--- Provided entries ---
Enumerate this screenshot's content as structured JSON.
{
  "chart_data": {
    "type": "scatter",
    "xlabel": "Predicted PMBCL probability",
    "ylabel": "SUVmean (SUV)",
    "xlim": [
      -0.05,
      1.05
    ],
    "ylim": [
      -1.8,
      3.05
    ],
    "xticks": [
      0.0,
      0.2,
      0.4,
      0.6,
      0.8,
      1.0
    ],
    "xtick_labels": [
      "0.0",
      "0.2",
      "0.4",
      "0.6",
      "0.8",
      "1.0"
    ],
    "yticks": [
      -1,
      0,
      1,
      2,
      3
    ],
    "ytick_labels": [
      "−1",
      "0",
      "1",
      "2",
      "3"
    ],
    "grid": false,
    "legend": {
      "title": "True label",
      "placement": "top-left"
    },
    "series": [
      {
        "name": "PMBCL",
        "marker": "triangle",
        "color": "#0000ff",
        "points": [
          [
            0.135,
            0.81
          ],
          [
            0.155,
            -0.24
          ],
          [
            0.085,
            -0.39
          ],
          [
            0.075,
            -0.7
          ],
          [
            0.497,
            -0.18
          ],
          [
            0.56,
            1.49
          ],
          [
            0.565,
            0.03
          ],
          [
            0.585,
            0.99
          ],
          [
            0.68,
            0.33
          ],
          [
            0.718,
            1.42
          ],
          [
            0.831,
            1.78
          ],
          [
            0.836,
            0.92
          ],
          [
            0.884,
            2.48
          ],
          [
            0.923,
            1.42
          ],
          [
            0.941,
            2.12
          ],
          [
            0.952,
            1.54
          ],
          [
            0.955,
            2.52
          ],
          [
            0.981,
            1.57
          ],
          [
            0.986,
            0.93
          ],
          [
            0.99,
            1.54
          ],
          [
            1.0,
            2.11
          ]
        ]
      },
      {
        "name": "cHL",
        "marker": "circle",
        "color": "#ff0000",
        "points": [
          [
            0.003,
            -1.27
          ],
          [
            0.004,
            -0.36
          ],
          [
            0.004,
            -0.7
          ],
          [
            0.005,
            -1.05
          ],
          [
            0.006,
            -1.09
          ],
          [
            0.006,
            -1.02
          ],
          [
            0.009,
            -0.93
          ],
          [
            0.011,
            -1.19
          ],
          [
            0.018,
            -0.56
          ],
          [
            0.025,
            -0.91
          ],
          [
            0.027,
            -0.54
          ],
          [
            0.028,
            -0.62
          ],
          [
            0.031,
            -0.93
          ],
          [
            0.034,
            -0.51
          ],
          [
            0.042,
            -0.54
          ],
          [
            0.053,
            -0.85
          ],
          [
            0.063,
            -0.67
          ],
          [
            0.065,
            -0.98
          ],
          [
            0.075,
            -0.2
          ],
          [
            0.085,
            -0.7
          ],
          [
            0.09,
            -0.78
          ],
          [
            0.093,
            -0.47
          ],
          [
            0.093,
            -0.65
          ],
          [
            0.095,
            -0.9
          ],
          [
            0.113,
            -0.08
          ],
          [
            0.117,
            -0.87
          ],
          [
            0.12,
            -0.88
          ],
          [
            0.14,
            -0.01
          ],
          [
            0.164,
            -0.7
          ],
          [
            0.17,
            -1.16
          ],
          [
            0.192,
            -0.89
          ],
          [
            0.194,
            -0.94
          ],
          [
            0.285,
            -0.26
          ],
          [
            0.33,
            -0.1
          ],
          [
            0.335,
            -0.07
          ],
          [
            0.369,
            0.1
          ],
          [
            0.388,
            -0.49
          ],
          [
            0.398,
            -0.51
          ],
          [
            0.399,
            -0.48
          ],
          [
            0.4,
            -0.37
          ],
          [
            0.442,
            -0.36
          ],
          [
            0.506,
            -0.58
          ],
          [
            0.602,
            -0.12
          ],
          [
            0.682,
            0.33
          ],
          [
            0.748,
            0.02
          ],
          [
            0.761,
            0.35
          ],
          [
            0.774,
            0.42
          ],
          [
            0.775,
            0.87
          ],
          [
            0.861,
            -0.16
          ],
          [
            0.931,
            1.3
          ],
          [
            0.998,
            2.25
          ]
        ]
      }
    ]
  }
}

--- Problem description ---
Reproduce every line from the entries that holds the word "PMBCL".

--- Written answer ---
    "xlabel": "Predicted PMBCL probability",
        "name": "PMBCL",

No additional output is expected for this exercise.